Count every line of the material that holds the string "связи". Respond with the total only.

*Extracted data*:
====================
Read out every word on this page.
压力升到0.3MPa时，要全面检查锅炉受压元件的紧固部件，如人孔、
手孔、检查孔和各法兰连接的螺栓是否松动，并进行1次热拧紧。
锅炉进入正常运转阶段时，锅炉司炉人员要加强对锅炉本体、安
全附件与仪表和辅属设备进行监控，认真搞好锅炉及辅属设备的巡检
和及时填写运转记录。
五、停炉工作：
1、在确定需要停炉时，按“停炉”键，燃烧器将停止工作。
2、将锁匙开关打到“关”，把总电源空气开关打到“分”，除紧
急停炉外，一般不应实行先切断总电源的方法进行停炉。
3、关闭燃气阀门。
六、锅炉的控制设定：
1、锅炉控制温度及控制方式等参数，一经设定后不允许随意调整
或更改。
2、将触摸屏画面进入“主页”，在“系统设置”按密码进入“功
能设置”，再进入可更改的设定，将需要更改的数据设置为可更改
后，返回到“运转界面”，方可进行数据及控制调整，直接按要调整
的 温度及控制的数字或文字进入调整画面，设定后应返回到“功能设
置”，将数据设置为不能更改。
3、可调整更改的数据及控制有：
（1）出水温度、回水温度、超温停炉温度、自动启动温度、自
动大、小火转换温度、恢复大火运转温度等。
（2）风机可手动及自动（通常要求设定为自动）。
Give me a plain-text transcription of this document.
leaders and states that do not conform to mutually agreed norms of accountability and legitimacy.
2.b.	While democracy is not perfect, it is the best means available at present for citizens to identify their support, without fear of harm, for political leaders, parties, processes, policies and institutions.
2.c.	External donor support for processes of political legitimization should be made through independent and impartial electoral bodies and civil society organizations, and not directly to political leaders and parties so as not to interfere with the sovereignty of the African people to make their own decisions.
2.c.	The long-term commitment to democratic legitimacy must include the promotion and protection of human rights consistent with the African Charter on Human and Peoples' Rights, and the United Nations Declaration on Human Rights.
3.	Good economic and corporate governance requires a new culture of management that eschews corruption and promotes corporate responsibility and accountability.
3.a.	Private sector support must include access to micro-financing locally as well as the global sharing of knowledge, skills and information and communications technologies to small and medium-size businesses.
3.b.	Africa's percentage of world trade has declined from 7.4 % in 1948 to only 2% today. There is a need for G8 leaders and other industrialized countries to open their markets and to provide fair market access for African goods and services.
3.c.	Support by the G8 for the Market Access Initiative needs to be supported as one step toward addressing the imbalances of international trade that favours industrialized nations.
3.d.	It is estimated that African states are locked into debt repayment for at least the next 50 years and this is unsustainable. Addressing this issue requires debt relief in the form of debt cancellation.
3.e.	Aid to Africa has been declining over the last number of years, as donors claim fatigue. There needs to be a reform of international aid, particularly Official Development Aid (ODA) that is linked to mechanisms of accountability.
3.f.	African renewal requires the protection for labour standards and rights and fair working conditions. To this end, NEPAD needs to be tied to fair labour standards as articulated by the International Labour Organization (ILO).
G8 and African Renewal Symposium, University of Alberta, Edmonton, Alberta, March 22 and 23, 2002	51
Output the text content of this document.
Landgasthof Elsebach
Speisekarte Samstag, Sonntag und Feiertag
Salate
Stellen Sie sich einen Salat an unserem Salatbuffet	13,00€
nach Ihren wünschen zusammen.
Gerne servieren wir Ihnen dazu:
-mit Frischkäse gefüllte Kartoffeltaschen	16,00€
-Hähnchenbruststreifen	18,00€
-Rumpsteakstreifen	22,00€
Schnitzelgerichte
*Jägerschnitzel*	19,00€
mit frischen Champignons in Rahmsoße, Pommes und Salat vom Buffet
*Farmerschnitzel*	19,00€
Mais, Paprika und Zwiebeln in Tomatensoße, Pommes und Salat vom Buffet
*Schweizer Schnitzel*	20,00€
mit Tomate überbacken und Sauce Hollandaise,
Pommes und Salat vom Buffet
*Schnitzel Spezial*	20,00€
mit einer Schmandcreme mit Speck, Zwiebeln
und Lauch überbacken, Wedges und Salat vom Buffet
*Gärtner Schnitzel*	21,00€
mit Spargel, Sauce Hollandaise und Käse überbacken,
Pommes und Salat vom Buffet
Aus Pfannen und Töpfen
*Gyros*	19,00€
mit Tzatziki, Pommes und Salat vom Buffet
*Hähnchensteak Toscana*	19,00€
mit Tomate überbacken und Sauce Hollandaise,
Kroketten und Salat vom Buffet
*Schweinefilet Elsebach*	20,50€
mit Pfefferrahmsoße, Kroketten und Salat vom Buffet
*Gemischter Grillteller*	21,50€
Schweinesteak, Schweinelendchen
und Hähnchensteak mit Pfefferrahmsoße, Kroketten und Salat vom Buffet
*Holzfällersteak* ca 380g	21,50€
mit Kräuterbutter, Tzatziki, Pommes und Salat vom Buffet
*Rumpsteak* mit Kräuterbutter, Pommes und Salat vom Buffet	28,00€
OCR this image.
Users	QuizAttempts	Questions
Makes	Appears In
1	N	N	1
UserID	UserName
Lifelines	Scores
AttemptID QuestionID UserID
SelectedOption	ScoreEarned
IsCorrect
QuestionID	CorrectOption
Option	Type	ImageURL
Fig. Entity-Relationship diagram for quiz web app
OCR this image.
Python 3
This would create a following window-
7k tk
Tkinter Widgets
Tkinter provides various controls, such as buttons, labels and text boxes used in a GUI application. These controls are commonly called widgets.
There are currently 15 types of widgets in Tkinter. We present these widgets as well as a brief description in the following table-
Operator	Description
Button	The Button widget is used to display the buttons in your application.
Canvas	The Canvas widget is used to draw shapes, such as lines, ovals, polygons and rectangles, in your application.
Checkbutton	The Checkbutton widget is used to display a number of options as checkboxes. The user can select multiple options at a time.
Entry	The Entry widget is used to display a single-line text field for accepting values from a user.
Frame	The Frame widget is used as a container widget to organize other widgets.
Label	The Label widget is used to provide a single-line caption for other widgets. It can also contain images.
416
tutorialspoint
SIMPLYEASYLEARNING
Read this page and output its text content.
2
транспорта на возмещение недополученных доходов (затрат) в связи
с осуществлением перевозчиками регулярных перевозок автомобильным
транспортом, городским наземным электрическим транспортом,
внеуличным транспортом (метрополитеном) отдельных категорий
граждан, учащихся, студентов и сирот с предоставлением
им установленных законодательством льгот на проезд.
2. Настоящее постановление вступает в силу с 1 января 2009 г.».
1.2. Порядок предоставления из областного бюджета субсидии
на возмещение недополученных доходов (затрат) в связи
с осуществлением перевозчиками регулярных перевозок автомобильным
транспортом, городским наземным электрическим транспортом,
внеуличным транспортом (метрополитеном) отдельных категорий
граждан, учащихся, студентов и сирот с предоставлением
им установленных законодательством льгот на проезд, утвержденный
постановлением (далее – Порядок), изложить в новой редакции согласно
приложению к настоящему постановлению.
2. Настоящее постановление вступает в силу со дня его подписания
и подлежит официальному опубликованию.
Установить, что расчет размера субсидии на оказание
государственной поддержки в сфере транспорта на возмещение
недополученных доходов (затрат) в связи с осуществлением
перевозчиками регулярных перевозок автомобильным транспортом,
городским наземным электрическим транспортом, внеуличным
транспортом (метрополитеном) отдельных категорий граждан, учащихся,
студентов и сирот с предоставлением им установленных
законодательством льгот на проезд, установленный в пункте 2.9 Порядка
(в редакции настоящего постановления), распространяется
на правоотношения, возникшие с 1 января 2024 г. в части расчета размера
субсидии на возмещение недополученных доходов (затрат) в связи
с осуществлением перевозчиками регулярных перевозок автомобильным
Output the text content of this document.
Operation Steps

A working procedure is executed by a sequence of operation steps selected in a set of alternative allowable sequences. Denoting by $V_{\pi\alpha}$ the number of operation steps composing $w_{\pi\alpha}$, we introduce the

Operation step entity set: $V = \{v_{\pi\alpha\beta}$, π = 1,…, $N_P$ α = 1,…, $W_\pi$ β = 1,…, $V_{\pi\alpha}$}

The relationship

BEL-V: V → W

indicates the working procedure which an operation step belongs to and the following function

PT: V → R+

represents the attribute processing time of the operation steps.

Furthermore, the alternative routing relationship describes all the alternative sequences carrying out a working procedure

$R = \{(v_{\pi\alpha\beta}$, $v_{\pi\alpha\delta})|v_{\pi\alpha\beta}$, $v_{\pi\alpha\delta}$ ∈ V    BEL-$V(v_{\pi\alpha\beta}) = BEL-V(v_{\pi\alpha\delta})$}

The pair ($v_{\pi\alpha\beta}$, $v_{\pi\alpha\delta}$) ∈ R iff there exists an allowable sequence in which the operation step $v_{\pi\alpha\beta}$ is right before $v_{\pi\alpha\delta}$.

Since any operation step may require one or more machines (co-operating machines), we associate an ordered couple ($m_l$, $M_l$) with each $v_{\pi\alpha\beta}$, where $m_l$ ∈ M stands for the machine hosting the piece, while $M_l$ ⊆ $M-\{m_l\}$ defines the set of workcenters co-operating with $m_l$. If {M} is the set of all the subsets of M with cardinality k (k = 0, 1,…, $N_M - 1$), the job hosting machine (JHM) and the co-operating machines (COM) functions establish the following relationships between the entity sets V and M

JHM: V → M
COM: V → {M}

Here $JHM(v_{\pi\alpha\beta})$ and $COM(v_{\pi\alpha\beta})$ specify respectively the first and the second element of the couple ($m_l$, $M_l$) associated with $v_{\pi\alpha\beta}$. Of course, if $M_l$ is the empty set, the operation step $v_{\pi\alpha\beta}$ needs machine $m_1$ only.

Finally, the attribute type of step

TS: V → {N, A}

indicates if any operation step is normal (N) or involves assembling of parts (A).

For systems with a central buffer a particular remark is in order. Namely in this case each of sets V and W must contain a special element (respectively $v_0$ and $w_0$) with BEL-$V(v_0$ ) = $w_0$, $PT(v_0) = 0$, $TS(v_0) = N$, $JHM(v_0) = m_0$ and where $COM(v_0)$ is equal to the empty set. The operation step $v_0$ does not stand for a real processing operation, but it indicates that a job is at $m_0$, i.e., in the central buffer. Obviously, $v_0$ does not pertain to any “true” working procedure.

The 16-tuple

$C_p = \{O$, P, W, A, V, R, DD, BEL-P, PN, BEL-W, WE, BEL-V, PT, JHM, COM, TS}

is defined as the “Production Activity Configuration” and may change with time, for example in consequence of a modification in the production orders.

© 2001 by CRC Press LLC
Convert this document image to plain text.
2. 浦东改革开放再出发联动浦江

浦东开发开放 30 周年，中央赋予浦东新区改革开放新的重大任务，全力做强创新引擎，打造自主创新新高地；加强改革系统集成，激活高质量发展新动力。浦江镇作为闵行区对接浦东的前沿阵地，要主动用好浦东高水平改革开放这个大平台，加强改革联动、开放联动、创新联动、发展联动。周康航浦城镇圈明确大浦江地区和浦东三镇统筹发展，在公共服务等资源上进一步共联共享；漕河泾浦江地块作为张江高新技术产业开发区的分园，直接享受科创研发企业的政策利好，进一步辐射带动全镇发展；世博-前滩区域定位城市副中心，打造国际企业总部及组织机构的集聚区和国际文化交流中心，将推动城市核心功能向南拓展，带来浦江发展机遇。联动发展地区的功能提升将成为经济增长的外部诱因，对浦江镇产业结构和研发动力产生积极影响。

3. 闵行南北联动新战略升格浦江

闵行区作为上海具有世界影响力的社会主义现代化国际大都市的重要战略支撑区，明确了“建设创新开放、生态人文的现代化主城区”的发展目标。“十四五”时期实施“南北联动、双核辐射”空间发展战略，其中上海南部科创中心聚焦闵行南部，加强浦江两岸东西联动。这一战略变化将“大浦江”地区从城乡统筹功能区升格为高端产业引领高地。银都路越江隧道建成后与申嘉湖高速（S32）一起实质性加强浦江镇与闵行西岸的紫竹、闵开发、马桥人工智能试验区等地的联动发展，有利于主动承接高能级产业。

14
====================
*Solution below*: 4